_Task details:_ Below are some records; retype all of them exactly.

_Stored data:_
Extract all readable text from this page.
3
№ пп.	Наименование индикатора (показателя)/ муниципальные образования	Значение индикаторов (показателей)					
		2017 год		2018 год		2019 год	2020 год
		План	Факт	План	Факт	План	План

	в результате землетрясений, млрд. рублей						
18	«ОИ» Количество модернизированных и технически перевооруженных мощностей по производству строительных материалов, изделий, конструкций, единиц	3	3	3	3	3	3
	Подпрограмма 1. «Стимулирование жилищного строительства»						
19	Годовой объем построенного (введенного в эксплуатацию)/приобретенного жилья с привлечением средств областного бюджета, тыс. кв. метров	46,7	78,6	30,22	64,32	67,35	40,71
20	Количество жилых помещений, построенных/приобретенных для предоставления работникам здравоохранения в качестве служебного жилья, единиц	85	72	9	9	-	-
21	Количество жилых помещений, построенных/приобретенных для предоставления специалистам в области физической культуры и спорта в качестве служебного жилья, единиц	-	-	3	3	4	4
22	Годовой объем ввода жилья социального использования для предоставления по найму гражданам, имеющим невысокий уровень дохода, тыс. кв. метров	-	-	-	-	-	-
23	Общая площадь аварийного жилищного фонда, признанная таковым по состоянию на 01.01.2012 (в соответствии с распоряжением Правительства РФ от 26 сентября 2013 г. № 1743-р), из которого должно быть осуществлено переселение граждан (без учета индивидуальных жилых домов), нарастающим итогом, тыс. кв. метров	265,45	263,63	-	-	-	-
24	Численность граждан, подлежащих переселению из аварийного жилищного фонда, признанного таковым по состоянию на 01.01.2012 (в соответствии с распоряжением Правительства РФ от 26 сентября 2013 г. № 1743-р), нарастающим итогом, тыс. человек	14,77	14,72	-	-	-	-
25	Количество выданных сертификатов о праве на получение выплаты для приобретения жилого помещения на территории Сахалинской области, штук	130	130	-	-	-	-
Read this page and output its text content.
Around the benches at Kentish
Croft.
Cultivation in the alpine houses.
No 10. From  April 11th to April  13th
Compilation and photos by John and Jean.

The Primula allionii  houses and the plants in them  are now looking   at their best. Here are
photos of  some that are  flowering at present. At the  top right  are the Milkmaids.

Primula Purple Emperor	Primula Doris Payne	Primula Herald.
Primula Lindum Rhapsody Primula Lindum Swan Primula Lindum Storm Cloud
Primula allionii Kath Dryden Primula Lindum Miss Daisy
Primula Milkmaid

_Answer to this problem:_
Extract all readable text from this page.
3
№ пп.	Наименование индикатора (показателя)/ муниципальные образования	Значение индикаторов (показателей)					
		2017 год		2018 год		2019 год	2020 год
		План	Факт	План	Факт	План	План

	в результате землетрясений, млрд. рублей						
18	«ОИ» Количество модернизированных и технически перевооруженных мощностей по производству строительных материалов, изделий, конструкций, единиц	3	3	3	3	3	3
	Подпрограмма 1. «Стимулирование жилищного строительства»						
19	Годовой объем построенного (введенного в эксплуатацию)/приобретенного жилья с привлечением средств областного бюджета, тыс. кв. метров	46,7	78,6	30,22	64,32	67,35	40,71
20	Количество жилых помещений, построенных/приобретенных для предоставления работникам здравоохранения в качестве служебного жилья, единиц	85	72	9	9	-	-
21	Количество жилых помещений, построенных/приобретенных для предоставления специалистам в области физической культуры и спорта в качестве служебного жилья, единиц	-	-	3	3	4	4
22	Годовой объем ввода жилья социального использования для предоставления по найму гражданам, имеющим невысокий уровень дохода, тыс. кв. метров	-	-	-	-	-	-
23	Общая площадь аварийного жилищного фонда, признанная таковым по состоянию на 01.01.2012 (в соответствии с распоряжением Правительства РФ от 26 сентября 2013 г. № 1743-р), из которого должно быть осуществлено переселение граждан (без учета индивидуальных жилых домов), нарастающим итогом, тыс. кв. метров	265,45	263,63	-	-	-	-
24	Численность граждан, подлежащих переселению из аварийного жилищного фонда, признанного таковым по состоянию на 01.01.2012 (в соответствии с распоряжением Правительства РФ от 26 сентября 2013 г. № 1743-р), нарастающим итогом, тыс. человек	14,77	14,72	-	-	-	-
25	Количество выданных сертификатов о праве на получение выплаты для приобретения жилого помещения на территории Сахалинской области, штук	130	130	-	-	-	-
Read this page and output its text content.
Around the benches at Kentish
Croft.
Cultivation in the alpine houses.
No 10. From  April 11th to April  13th
Compilation and photos by John and Jean.

The Primula allionii  houses and the plants in them  are now looking   at their best. Here are
photos of  some that are  flowering at present. At the  top right  are the Milkmaids.

Primula Purple Emperor	Primula Doris Payne	Primula Herald.
Primula Lindum Rhapsody Primula Lindum Swan Primula Lindum Storm Cloud
Primula allionii Kath Dryden Primula Lindum Miss Daisy
Primula Milkmaid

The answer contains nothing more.